(begin)

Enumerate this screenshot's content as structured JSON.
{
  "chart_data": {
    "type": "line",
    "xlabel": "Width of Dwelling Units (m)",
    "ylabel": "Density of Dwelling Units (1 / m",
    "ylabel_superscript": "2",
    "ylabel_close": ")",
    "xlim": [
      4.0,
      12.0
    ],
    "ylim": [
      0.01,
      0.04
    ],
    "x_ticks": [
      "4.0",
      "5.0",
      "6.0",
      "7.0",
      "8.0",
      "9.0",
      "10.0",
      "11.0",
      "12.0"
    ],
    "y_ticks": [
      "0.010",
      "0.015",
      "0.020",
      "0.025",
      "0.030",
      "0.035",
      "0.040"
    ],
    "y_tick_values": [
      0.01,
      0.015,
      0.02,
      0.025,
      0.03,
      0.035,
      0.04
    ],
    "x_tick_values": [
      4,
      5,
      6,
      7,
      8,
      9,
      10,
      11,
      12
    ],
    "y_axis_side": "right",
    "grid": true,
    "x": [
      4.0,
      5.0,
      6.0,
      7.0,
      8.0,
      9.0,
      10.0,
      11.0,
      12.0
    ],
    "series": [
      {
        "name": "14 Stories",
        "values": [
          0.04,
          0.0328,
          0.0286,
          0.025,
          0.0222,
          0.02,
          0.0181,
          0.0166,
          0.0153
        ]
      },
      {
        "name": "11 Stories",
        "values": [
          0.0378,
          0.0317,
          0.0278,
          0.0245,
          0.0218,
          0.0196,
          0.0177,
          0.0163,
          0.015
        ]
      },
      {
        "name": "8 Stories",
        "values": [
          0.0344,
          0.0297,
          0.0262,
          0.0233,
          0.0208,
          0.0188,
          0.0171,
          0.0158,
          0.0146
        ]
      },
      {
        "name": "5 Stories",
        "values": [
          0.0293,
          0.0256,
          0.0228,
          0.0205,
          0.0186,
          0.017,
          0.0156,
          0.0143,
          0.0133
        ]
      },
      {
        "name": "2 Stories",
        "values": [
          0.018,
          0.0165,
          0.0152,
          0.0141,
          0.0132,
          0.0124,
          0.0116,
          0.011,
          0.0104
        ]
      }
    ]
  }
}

(end)

* _Requirement_: Word for word, restate all of the data shown above.

* _Result_:
Enumerate this screenshot's content as structured JSON.
{
  "chart_data": {
    "type": "line",
    "xlabel": "Width of Dwelling Units (m)",
    "ylabel": "Density of Dwelling Units (1 / m",
    "ylabel_superscript": "2",
    "ylabel_close": ")",
    "xlim": [
      4.0,
      12.0
    ],
    "ylim": [
      0.01,
      0.04
    ],
    "x_ticks": [
      "4.0",
      "5.0",
      "6.0",
      "7.0",
      "8.0",
      "9.0",
      "10.0",
      "11.0",
      "12.0"
    ],
    "y_ticks": [
      "0.010",
      "0.015",
      "0.020",
      "0.025",
      "0.030",
      "0.035",
      "0.040"
    ],
    "y_tick_values": [
      0.01,
      0.015,
      0.02,
      0.025,
      0.03,
      0.035,
      0.04
    ],
    "x_tick_values": [
      4,
      5,
      6,
      7,
      8,
      9,
      10,
      11,
      12
    ],
    "y_axis_side": "right",
    "grid": true,
    "x": [
      4.0,
      5.0,
      6.0,
      7.0,
      8.0,
      9.0,
      10.0,
      11.0,
      12.0
    ],
    "series": [
      {
        "name": "14 Stories",
        "values": [
          0.04,
          0.0328,
          0.0286,
          0.025,
          0.0222,
          0.02,
          0.0181,
          0.0166,
          0.0153
        ]
      },
      {
        "name": "11 Stories",
        "values": [
          0.0378,
          0.0317,
          0.0278,
          0.0245,
          0.0218,
          0.0196,
          0.0177,
          0.0163,
          0.015
        ]
      },
      {
        "name": "8 Stories",
        "values": [
          0.0344,
          0.0297,
          0.0262,
          0.0233,
          0.0208,
          0.0188,
          0.0171,
          0.0158,
          0.0146
        ]
      },
      {
        "name": "5 Stories",
        "values": [
          0.0293,
          0.0256,
          0.0228,
          0.0205,
          0.0186,
          0.017,
          0.0156,
          0.0143,
          0.0133
        ]
      },
      {
        "name": "2 Stories",
        "values": [
          0.018,
          0.0165,
          0.0152,
          0.0141,
          0.0132,
          0.0124,
          0.0116,
          0.011,
          0.0104
        ]
      }
    ]
  }
}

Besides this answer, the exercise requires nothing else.